TASK INSTRUCTIONS -
Find the lines holding "name" and copy them.

TASK INPUTS -
============

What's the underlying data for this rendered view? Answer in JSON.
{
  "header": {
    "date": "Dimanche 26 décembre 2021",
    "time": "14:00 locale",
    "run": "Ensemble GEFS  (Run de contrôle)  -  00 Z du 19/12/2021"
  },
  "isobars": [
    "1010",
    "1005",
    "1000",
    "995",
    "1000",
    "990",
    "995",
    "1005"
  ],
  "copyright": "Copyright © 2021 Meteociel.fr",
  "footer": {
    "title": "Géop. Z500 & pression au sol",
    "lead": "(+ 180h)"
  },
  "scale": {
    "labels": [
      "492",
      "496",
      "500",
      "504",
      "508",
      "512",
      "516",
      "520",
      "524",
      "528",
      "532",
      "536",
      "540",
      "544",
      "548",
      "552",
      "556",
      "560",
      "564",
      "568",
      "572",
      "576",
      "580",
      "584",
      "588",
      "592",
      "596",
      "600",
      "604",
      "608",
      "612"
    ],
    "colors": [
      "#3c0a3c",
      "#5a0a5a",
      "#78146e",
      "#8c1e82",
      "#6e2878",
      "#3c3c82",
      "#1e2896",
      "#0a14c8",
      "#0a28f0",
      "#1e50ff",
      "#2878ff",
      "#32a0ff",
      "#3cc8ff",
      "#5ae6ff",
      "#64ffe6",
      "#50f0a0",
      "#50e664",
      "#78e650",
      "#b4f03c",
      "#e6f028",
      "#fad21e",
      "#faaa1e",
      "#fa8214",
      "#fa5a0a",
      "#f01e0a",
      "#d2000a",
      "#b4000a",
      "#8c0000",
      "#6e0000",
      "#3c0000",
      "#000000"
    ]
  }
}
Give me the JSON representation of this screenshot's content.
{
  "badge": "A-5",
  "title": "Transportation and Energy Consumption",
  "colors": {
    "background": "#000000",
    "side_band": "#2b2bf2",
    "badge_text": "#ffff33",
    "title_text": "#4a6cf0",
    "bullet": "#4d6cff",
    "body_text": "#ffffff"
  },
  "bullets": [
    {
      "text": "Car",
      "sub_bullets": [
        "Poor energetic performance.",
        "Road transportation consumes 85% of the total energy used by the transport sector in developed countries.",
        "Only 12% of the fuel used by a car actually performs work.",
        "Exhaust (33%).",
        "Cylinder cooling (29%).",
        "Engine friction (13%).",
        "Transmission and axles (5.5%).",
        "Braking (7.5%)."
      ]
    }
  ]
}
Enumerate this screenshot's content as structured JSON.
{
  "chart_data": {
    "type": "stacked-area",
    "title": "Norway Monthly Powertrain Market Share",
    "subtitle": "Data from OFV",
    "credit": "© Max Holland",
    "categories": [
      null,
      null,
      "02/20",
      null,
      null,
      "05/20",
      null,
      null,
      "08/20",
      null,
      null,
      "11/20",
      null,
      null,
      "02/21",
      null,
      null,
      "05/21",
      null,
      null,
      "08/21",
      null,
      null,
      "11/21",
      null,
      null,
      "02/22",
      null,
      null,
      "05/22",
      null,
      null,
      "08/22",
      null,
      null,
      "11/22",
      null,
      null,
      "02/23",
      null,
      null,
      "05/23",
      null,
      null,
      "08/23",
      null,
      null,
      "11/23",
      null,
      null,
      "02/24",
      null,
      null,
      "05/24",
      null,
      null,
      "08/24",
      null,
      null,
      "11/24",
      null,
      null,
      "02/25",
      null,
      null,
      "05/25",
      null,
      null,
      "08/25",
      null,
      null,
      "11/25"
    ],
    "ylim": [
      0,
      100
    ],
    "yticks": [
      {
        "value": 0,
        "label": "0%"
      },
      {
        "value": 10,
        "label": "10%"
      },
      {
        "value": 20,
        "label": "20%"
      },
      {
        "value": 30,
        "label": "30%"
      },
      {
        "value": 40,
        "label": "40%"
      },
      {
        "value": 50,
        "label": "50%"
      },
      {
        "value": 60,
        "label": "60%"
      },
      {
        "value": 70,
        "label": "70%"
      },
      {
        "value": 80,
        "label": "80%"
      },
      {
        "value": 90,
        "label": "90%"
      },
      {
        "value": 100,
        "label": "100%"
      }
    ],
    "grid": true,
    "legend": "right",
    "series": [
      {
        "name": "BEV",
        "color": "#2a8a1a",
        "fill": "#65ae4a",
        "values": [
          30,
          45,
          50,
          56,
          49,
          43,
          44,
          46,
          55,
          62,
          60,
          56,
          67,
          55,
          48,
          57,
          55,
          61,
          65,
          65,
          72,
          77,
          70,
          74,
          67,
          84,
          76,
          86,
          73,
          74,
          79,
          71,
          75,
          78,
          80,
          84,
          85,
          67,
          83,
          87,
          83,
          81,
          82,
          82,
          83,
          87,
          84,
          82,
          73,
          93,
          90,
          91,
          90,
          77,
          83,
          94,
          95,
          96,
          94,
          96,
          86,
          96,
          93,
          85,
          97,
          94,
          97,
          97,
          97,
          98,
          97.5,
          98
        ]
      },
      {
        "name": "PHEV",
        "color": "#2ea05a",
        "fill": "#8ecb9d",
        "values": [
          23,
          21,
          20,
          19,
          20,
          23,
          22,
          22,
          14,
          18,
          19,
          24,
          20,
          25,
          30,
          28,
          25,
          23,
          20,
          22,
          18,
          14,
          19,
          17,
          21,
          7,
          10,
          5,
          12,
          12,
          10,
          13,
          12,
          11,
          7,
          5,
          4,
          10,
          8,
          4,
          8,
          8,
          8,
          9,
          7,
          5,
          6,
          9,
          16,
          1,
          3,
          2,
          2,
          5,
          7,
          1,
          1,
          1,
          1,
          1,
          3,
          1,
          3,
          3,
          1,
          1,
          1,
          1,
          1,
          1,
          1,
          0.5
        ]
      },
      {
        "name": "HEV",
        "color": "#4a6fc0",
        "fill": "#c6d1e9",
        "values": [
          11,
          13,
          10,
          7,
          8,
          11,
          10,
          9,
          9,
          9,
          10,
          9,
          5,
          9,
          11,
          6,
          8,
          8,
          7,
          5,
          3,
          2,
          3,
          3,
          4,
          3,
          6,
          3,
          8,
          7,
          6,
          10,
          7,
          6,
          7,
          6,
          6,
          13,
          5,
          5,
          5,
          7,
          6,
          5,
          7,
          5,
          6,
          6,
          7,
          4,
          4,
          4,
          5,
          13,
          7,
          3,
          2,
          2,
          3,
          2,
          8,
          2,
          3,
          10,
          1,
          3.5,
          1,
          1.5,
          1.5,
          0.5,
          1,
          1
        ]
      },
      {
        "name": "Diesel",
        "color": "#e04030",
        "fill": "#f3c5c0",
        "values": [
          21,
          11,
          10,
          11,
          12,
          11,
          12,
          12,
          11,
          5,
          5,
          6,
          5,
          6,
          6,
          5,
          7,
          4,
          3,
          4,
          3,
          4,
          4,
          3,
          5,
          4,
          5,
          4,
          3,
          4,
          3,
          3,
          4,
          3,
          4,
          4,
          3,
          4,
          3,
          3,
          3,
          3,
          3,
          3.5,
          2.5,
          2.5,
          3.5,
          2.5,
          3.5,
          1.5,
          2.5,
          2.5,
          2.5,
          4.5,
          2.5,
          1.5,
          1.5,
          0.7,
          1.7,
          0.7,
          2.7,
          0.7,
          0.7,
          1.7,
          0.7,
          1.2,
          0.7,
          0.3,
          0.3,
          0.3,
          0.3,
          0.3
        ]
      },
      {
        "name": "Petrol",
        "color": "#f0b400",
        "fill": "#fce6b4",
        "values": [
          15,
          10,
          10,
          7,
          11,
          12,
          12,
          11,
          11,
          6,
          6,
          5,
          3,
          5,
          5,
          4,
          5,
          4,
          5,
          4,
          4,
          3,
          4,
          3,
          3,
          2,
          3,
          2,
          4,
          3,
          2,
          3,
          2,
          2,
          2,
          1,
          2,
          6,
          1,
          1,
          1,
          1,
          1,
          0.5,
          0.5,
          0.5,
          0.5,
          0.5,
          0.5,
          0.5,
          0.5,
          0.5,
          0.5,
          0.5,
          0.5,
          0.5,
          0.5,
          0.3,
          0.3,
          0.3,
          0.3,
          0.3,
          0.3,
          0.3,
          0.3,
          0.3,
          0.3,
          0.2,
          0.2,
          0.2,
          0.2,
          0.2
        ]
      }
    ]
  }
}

============

TASK OUTPUT -
        "name": "BEV",
        "name": "PHEV",
        "name": "HEV",
        "name": "Diesel",
        "name": "Petrol",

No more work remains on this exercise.